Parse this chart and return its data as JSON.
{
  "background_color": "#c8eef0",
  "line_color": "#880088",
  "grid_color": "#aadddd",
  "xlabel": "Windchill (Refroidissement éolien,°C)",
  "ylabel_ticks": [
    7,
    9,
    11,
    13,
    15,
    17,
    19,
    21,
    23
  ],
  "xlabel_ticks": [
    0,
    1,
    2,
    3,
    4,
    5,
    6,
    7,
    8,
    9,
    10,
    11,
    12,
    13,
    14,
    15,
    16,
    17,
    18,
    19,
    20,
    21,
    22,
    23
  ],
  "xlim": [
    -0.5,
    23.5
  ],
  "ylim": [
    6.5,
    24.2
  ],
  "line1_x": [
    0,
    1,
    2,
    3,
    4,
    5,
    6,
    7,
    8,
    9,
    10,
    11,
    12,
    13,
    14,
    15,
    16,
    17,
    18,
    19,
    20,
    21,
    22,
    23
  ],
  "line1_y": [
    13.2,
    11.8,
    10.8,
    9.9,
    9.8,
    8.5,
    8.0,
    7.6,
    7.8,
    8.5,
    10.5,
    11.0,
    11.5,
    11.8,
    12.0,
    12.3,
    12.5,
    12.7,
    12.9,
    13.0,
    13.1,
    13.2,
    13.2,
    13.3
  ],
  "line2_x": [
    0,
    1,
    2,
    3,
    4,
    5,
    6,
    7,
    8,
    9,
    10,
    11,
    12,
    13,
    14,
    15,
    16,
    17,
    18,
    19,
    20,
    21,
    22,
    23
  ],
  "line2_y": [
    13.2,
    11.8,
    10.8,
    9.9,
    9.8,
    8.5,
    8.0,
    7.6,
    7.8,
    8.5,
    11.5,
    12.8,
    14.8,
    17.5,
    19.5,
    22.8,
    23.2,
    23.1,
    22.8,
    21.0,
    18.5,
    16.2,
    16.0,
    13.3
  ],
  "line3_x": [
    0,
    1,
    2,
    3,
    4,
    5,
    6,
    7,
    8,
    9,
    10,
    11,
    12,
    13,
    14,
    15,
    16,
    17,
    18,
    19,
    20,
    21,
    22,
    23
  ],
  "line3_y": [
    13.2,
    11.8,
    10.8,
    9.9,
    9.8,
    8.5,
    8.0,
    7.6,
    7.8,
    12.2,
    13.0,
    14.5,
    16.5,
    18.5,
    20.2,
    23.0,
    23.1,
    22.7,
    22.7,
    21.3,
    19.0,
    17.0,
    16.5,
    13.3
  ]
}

**GIVEN EXERCISE:** Output every line above without altering anything.

**WRITTEN ANSWER:**
Parse this chart and return its data as JSON.
{
  "background_color": "#c8eef0",
  "line_color": "#880088",
  "grid_color": "#aadddd",
  "xlabel": "Windchill (Refroidissement éolien,°C)",
  "ylabel_ticks": [
    7,
    9,
    11,
    13,
    15,
    17,
    19,
    21,
    23
  ],
  "xlabel_ticks": [
    0,
    1,
    2,
    3,
    4,
    5,
    6,
    7,
    8,
    9,
    10,
    11,
    12,
    13,
    14,
    15,
    16,
    17,
    18,
    19,
    20,
    21,
    22,
    23
  ],
  "xlim": [
    -0.5,
    23.5
  ],
  "ylim": [
    6.5,
    24.2
  ],
  "line1_x": [
    0,
    1,
    2,
    3,
    4,
    5,
    6,
    7,
    8,
    9,
    10,
    11,
    12,
    13,
    14,
    15,
    16,
    17,
    18,
    19,
    20,
    21,
    22,
    23
  ],
  "line1_y": [
    13.2,
    11.8,
    10.8,
    9.9,
    9.8,
    8.5,
    8.0,
    7.6,
    7.8,
    8.5,
    10.5,
    11.0,
    11.5,
    11.8,
    12.0,
    12.3,
    12.5,
    12.7,
    12.9,
    13.0,
    13.1,
    13.2,
    13.2,
    13.3
  ],
  "line2_x": [
    0,
    1,
    2,
    3,
    4,
    5,
    6,
    7,
    8,
    9,
    10,
    11,
    12,
    13,
    14,
    15,
    16,
    17,
    18,
    19,
    20,
    21,
    22,
    23
  ],
  "line2_y": [
    13.2,
    11.8,
    10.8,
    9.9,
    9.8,
    8.5,
    8.0,
    7.6,
    7.8,
    8.5,
    11.5,
    12.8,
    14.8,
    17.5,
    19.5,
    22.8,
    23.2,
    23.1,
    22.8,
    21.0,
    18.5,
    16.2,
    16.0,
    13.3
  ],
  "line3_x": [
    0,
    1,
    2,
    3,
    4,
    5,
    6,
    7,
    8,
    9,
    10,
    11,
    12,
    13,
    14,
    15,
    16,
    17,
    18,
    19,
    20,
    21,
    22,
    23
  ],
  "line3_y": [
    13.2,
    11.8,
    10.8,
    9.9,
    9.8,
    8.5,
    8.0,
    7.6,
    7.8,
    12.2,
    13.0,
    14.5,
    16.5,
    18.5,
    20.2,
    23.0,
    23.1,
    22.7,
    22.7,
    21.3,
    19.0,
    17.0,
    16.5,
    13.3
  ]
}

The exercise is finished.